[start of DOCUMENT TEXT]

Tangiwai disaster

Page 5 – Death at Tangiwai: a class affair

Almost everyone killed at Tangiwai was travelling in a second-class carriage – 148 out of 151. Traditionally located at the front of the train, these were more affected by the noise, smoke, coal dust and fumes of the locomotive, something those in first class paid to avoid. In a head-on collision or derailment, second-class passengers were at greater risk of death or injury. At Tangiwai, just 28 of the more than 170 second-class passengers survived. Only one first-class passenger was lost, along with the driver and fireman. Most of the passengers in the final three (first-class) carriages, which remained on the track, initially did not even know what had happened to their train.

The Tangiwai disaster was especially tragic for the Nicholls family from Palmerston North and the Benton family from Marton, which each lost five members, and the Fitzgerald family from Lower Hutt, which lost four. Amidst the death and carnage, though, there were some good-luck stories.

[end of DOCUMENT TEXT]
[start of SOURCE DATA]

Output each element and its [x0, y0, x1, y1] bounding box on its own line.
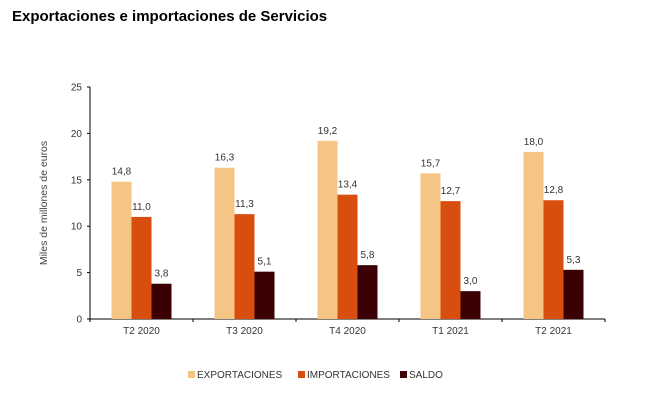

[end of SOURCE DATA]

### DIRECTIONS
- A) Name every family that the Tangiwai disaster text identifies by surname, along with the town each came from.
- B) According to the Tangiwai disaster text, how many of the 151 people killed were travelling in a second-class carriage?
- C) Reproduce the Tangiwai disaster text from "Almost everyone killed" up to and including "to their train.".

### RESPONSES TO THE TASKS
- A)
- The Nicholls family, from Palmerston North
- The Benton family, from Marton
- The Fitzgerald family, from Lower Hutt

- B) 148 of the 151 people killed were travelling in a second-class carriage.

- C)
Almost everyone killed at Tangiwai was travelling in a second-class carriage – 148 out of 151. Traditionally located at the front of the train, these were more affected by the noise, smoke, coal dust and fumes of the locomotive, something those in first class paid to avoid. In a head-on collision or derailment, second-class passengers were at greater risk of death or injury. At Tangiwai, just 28 of the more than 170 second-class passengers survived. Only one first-class passenger was lost, along with the driver and fireman. Most of the passengers in the final three (first-class) carriages, which remained on the track, initially did not even know what had happened to their train.